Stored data
______
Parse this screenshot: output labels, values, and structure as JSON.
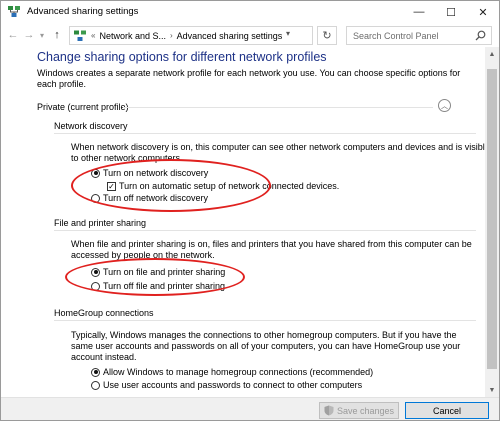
{
  "window": {
    "title": "Advanced sharing settings"
  },
  "window_controls": {
    "minimize": "—",
    "maximize": "☐",
    "close": "✕"
  },
  "nav": {
    "back": "←",
    "forward": "→",
    "up": "↑",
    "refresh": "↻"
  },
  "address": {
    "prefix": "«",
    "crumbs": [
      "Network and S...",
      "Advanced sharing settings"
    ],
    "separator": "›"
  },
  "search": {
    "placeholder": "Search Control Panel"
  },
  "main": {
    "heading": "Change sharing options for different network profiles",
    "intro": "Windows creates a separate network profile for each network you use. You can choose specific options for each profile.",
    "profile_title": "Private (current profile)",
    "network_discovery": {
      "title": "Network discovery",
      "description": "When network discovery is on, this computer can see other network computers and devices and is visible to other network computers.",
      "on_label": "Turn on network discovery",
      "auto_setup_label": "Turn on automatic setup of network connected devices.",
      "off_label": "Turn off network discovery",
      "selected": "on",
      "auto_setup_checked": true
    },
    "file_printer": {
      "title": "File and printer sharing",
      "description": "When file and printer sharing is on, files and printers that you have shared from this computer can be accessed by people on the network.",
      "on_label": "Turn on file and printer sharing",
      "off_label": "Turn off file and printer sharing",
      "selected": "on"
    },
    "homegroup": {
      "title": "HomeGroup connections",
      "description": "Typically, Windows manages the connections to other homegroup computers. But if you have the same user accounts and passwords on all of your computers, you can have HomeGroup use your account instead.",
      "allow_label": "Allow Windows to manage homegroup connections (recommended)",
      "use_accounts_label": "Use user accounts and passwords to connect to other computers",
      "selected": "allow"
    }
  },
  "footer": {
    "save_label": "Save changes",
    "cancel_label": "Cancel"
  },
  "colors": {
    "heading": "#1e3287",
    "highlight": "#e0211f",
    "accent": "#0078d7"
  }
}
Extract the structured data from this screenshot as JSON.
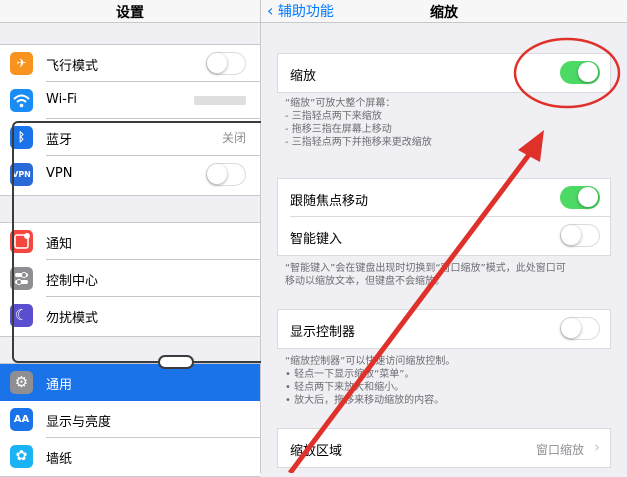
{
  "left_nav": {
    "title": "设置"
  },
  "left_groups": [
    [
      {
        "label": "飞行模式",
        "icon": "airplane-icon",
        "color": "#f7931e",
        "glyph": "✈",
        "toggle": false
      },
      {
        "label": "Wi-Fi",
        "icon": "wifi-icon",
        "color": "#1a8cf5",
        "glyph": "◠",
        "value": ""
      },
      {
        "label": "蓝牙",
        "icon": "bluetooth-icon",
        "color": "#1a73e8",
        "glyph": "ᛒ",
        "value": "关闭"
      },
      {
        "label": "VPN",
        "icon": "vpn-icon",
        "color": "#2a6ad8",
        "glyph": "VPN",
        "toggle": false
      }
    ],
    [
      {
        "label": "通知",
        "icon": "notifications-icon",
        "color": "#f5473e",
        "glyph": "■"
      },
      {
        "label": "控制中心",
        "icon": "control-center-icon",
        "color": "#8e8e93",
        "glyph": "☰"
      },
      {
        "label": "勿扰模式",
        "icon": "moon-icon",
        "color": "#5b4ed1",
        "glyph": "☾"
      }
    ],
    [
      {
        "label": "通用",
        "icon": "gear-icon",
        "color": "#8e8e93",
        "glyph": "⚙",
        "selected": true
      },
      {
        "label": "显示与亮度",
        "icon": "display-icon",
        "color": "#1a73e8",
        "glyph": "AA"
      },
      {
        "label": "墙纸",
        "icon": "wallpaper-icon",
        "color": "#1ab4f5",
        "glyph": "✿"
      }
    ]
  ],
  "right_nav": {
    "back_label": "辅助功能",
    "title": "缩放"
  },
  "zoom": {
    "label": "缩放",
    "on": true
  },
  "zoom_notes": [
    "“缩放”可放大整个屏幕：",
    "- 三指轻点两下来缩放",
    "- 拖移三指在屏幕上移动",
    "- 三指轻点两下并拖移来更改缩放"
  ],
  "focus_group": [
    {
      "label": "跟随焦点移动",
      "on": true
    },
    {
      "label": "智能键入",
      "on": false
    }
  ],
  "smart_typing_note": [
    "“智能键入”会在键盘出现时切换到“窗口缩放”模式，此处窗口可",
    "移动以缩放文本，但键盘不会缩放。"
  ],
  "controller": {
    "label": "显示控制器",
    "on": false
  },
  "controller_notes": [
    "“缩放控制器”可以快速访问缩放控制。",
    "• 轻点一下显示缩放“菜单”。",
    "• 轻点两下来放大和缩小。",
    "• 放大后，拖移来移动缩放的内容。"
  ],
  "zoom_region": {
    "label": "缩放区域",
    "value": "窗口缩放"
  },
  "colors": {
    "accent": "#007aff",
    "toggle_on": "#4cd964",
    "annotation": "#e0302a",
    "selected_row": "#1a73e8"
  }
}
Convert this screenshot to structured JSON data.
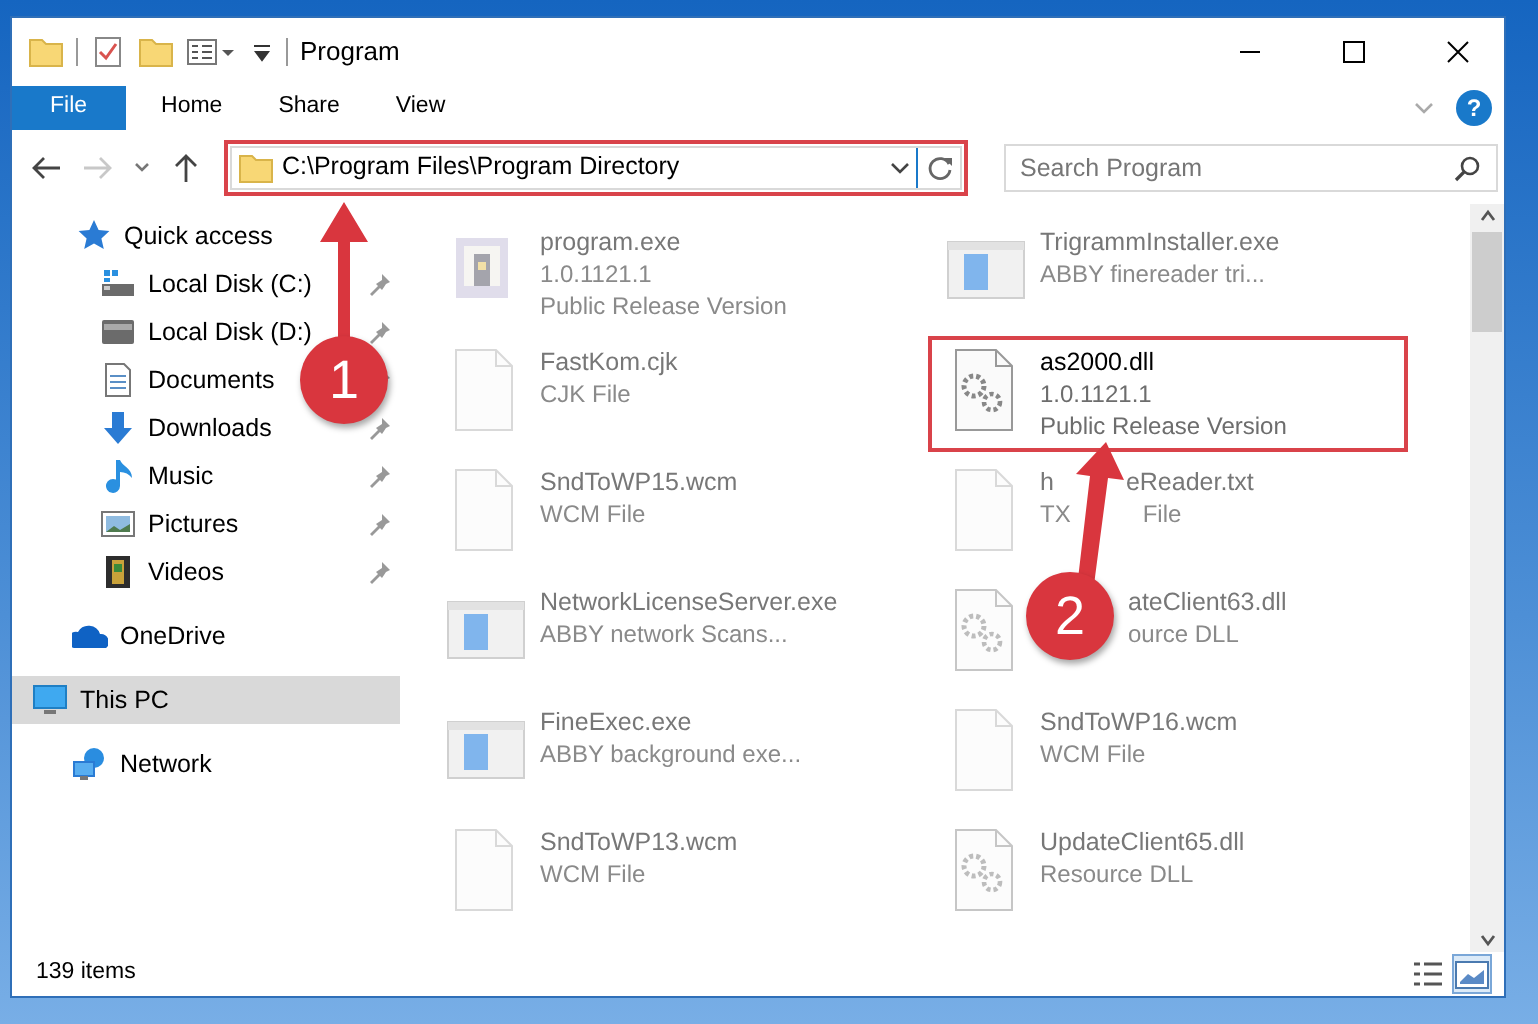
{
  "window": {
    "title": "Program"
  },
  "ribbon_tabs": [
    {
      "label": "File",
      "kind": "file",
      "selected": false
    },
    {
      "label": "Home",
      "kind": "tab",
      "selected": false
    },
    {
      "label": "Share",
      "kind": "tab",
      "selected": false
    },
    {
      "label": "View",
      "kind": "tab",
      "selected": false
    }
  ],
  "help_button": {
    "label": "?"
  },
  "navigation": {
    "forward_disabled": true
  },
  "address_bar": {
    "path": "C:\\Program Files\\Program Directory",
    "highlighted": true
  },
  "search": {
    "placeholder": "Search Program"
  },
  "sidebar": {
    "items": [
      {
        "label": "Quick access",
        "kind": "star",
        "selected": false,
        "children": [
          {
            "label": "Local Disk (C:)",
            "kind": "drive-windows",
            "pinned": true,
            "selected": false
          },
          {
            "label": "Local Disk (D:)",
            "kind": "drive",
            "pinned": true,
            "selected": false
          },
          {
            "label": "Documents",
            "kind": "documents",
            "pinned": true,
            "selected": false
          },
          {
            "label": "Downloads",
            "kind": "downloads",
            "pinned": true,
            "selected": false
          },
          {
            "label": "Music",
            "kind": "music",
            "pinned": true,
            "selected": false
          },
          {
            "label": "Pictures",
            "kind": "pictures",
            "pinned": true,
            "selected": false
          },
          {
            "label": "Videos",
            "kind": "videos",
            "pinned": true,
            "selected": false
          }
        ]
      },
      {
        "label": "OneDrive",
        "kind": "cloud",
        "selected": false
      },
      {
        "label": "This PC",
        "kind": "computer",
        "selected": true
      },
      {
        "label": "Network",
        "kind": "network",
        "selected": false
      }
    ]
  },
  "files": [
    {
      "name": "program.exe",
      "details": [
        "1.0.1121.1",
        "Public Release Version"
      ],
      "kind": "app",
      "highlighted": false
    },
    {
      "name": "TrigrammInstaller.exe",
      "details": [
        "ABBY finereader tri..."
      ],
      "kind": "window",
      "highlighted": false
    },
    {
      "name": "FastKom.cjk",
      "details": [
        "CJK File"
      ],
      "kind": "blank",
      "highlighted": false
    },
    {
      "name": "as2000.dll",
      "details": [
        "1.0.1121.1",
        "Public Release Version"
      ],
      "kind": "gear",
      "highlighted": true
    },
    {
      "name": "SndToWP15.wcm",
      "details": [
        "WCM File"
      ],
      "kind": "blank",
      "highlighted": false
    },
    {
      "name": [
        "h",
        "eReader.txt"
      ],
      "details": [
        [
          "TX",
          "File"
        ]
      ],
      "kind": "blank",
      "highlighted": false
    },
    {
      "name": "NetworkLicenseServer.exe",
      "details": [
        "ABBY network Scans..."
      ],
      "kind": "window",
      "highlighted": false
    },
    {
      "name": "ateClient63.dll",
      "details": [
        "ource DLL"
      ],
      "kind": "gear",
      "highlighted": false,
      "covered_start": true
    },
    {
      "name": "FineExec.exe",
      "details": [
        "ABBY background exe..."
      ],
      "kind": "window",
      "highlighted": false
    },
    {
      "name": "SndToWP16.wcm",
      "details": [
        "WCM File"
      ],
      "kind": "blank",
      "highlighted": false
    },
    {
      "name": "SndToWP13.wcm",
      "details": [
        "WCM File"
      ],
      "kind": "blank",
      "highlighted": false
    },
    {
      "name": "UpdateClient65.dll",
      "details": [
        "Resource DLL"
      ],
      "kind": "gear",
      "highlighted": false
    }
  ],
  "status_bar": {
    "item_count": "139 items"
  },
  "view_buttons": [
    {
      "kind": "details",
      "selected": false
    },
    {
      "kind": "large-icons",
      "selected": true
    }
  ],
  "annotations": [
    {
      "number": "1"
    },
    {
      "number": "2"
    }
  ]
}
______
# Task requirements
Where a line holds "placeholder", copy it out.

# Written reply
    "placeholder": "Search Control Panel"
    "placeholder": "Search Program"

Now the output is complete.